_WHAT THIS TASK INVOLVES:_ Transcribe all the entries word for word, but omit the images.

┌──

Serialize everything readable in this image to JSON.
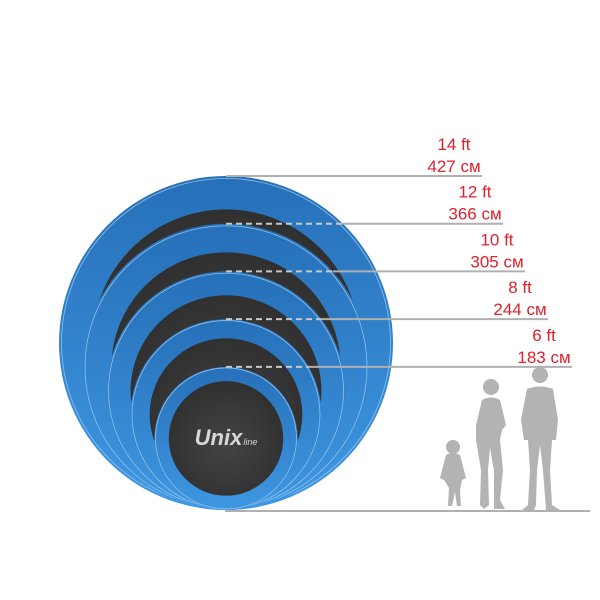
{
  "colors": {
    "ring": "#2b7bc6",
    "ring_light": "#3f97e2",
    "mat": "#3a3a3a",
    "label": "#e0202c",
    "line": "#b0b0b0",
    "people": "#b3b3b3"
  },
  "logo": {
    "main": "Unix",
    "sub": "line"
  },
  "sizes": [
    {
      "ft": "14 ft",
      "cm": "427 см",
      "diameter_cm": 427
    },
    {
      "ft": "12 ft",
      "cm": "366 см",
      "diameter_cm": 366
    },
    {
      "ft": "10 ft",
      "cm": "305 см",
      "diameter_cm": 305
    },
    {
      "ft": "8 ft",
      "cm": "244 см",
      "diameter_cm": 244
    },
    {
      "ft": "6 ft",
      "cm": "183 см",
      "diameter_cm": 183
    }
  ],
  "scale_figures": [
    "man-silhouette",
    "woman-silhouette",
    "child-silhouette"
  ]
}
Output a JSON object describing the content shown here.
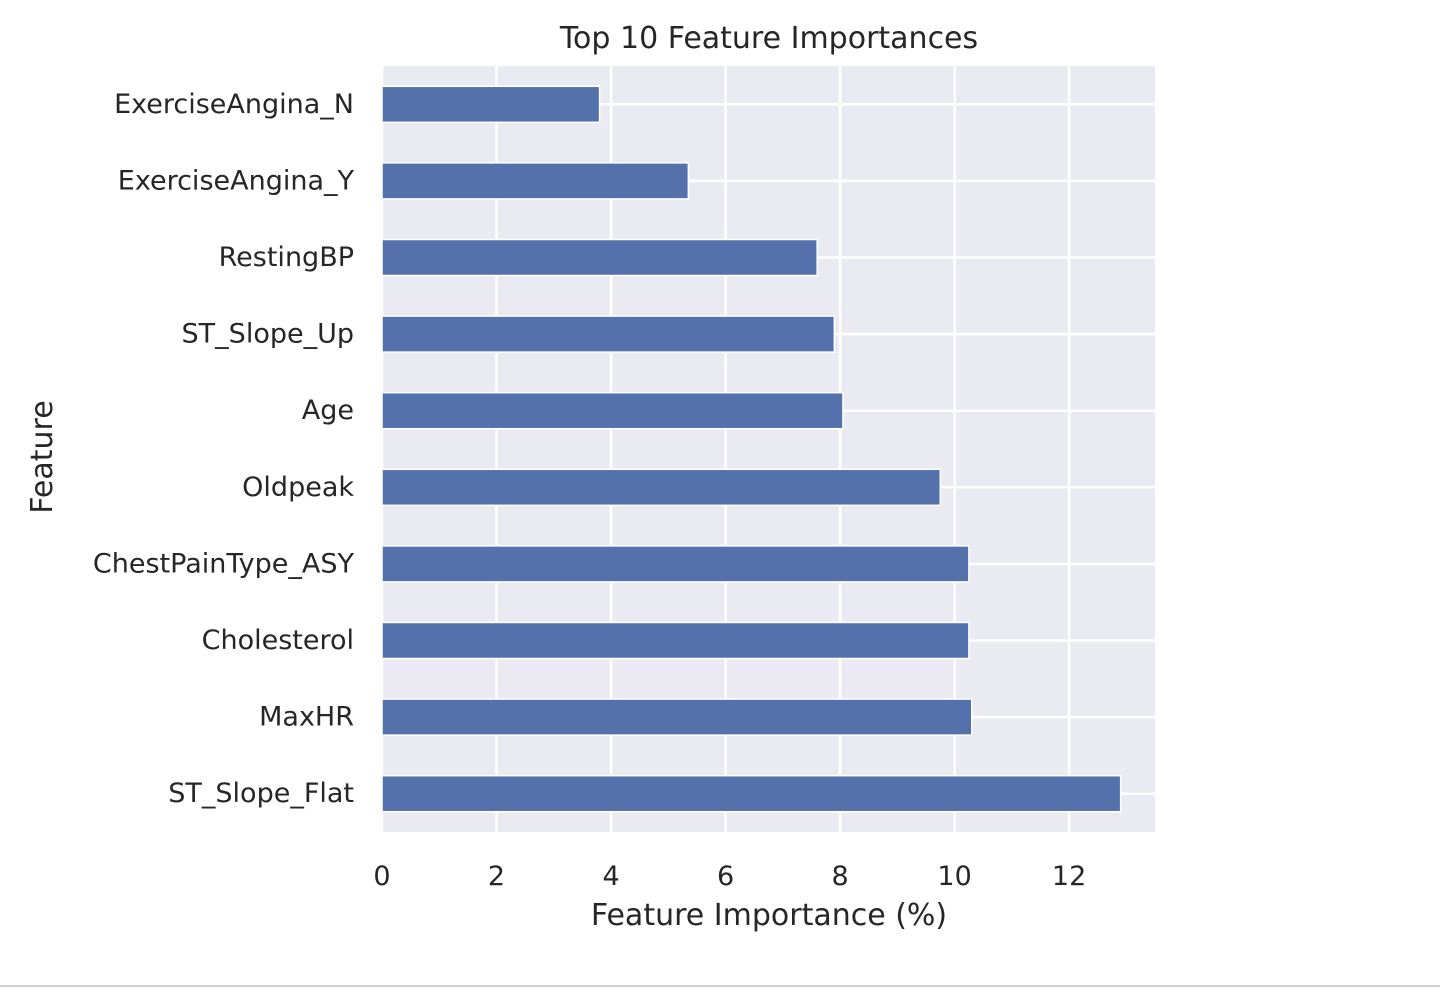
{
  "chart_data": {
    "type": "bar",
    "orientation": "horizontal",
    "title": "Top 10 Feature Importances",
    "xlabel": "Feature Importance (%)",
    "ylabel": "Feature",
    "categories": [
      "ExerciseAngina_N",
      "ExerciseAngina_Y",
      "RestingBP",
      "ST_Slope_Up",
      "Age",
      "Oldpeak",
      "ChestPainType_ASY",
      "Cholesterol",
      "MaxHR",
      "ST_Slope_Flat"
    ],
    "values": [
      3.8,
      5.35,
      7.6,
      7.9,
      8.05,
      9.75,
      10.25,
      10.25,
      10.3,
      12.9
    ],
    "xlim": [
      0,
      13.5
    ],
    "xticks": [
      0,
      2,
      4,
      6,
      8,
      10,
      12
    ],
    "xtick_labels": [
      "0",
      "2",
      "4",
      "6",
      "8",
      "10",
      "12"
    ],
    "grid": true,
    "colors": {
      "bar": "#5471ab",
      "plot_background": "#eaeaf2",
      "grid": "#ffffff",
      "text": "#262626"
    }
  }
}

└──

_OUTPUT FOR THIS EXERCISE:_
Serialize everything readable in this image to JSON.
{
  "colors": {
    "ring": "#2b7bc6",
    "ring_light": "#3f97e2",
    "mat": "#3a3a3a",
    "label": "#e0202c",
    "line": "#b0b0b0",
    "people": "#b3b3b3"
  },
  "logo": {
    "main": "Unix",
    "sub": "line"
  },
  "sizes": [
    {
      "ft": "14 ft",
      "cm": "427 см",
      "diameter_cm": 427
    },
    {
      "ft": "12 ft",
      "cm": "366 см",
      "diameter_cm": 366
    },
    {
      "ft": "10 ft",
      "cm": "305 см",
      "diameter_cm": 305
    },
    {
      "ft": "8 ft",
      "cm": "244 см",
      "diameter_cm": 244
    },
    {
      "ft": "6 ft",
      "cm": "183 см",
      "diameter_cm": 183
    }
  ],
  "scale_figures": [
    "man-silhouette",
    "woman-silhouette",
    "child-silhouette"
  ]
}
Output a JSON object describing the content shown here.
{
  "chart_data": {
    "type": "bar",
    "orientation": "horizontal",
    "title": "Top 10 Feature Importances",
    "xlabel": "Feature Importance (%)",
    "ylabel": "Feature",
    "categories": [
      "ExerciseAngina_N",
      "ExerciseAngina_Y",
      "RestingBP",
      "ST_Slope_Up",
      "Age",
      "Oldpeak",
      "ChestPainType_ASY",
      "Cholesterol",
      "MaxHR",
      "ST_Slope_Flat"
    ],
    "values": [
      3.8,
      5.35,
      7.6,
      7.9,
      8.05,
      9.75,
      10.25,
      10.25,
      10.3,
      12.9
    ],
    "xlim": [
      0,
      13.5
    ],
    "xticks": [
      0,
      2,
      4,
      6,
      8,
      10,
      12
    ],
    "xtick_labels": [
      "0",
      "2",
      "4",
      "6",
      "8",
      "10",
      "12"
    ],
    "grid": true,
    "colors": {
      "bar": "#5471ab",
      "plot_background": "#eaeaf2",
      "grid": "#ffffff",
      "text": "#262626"
    }
  }
}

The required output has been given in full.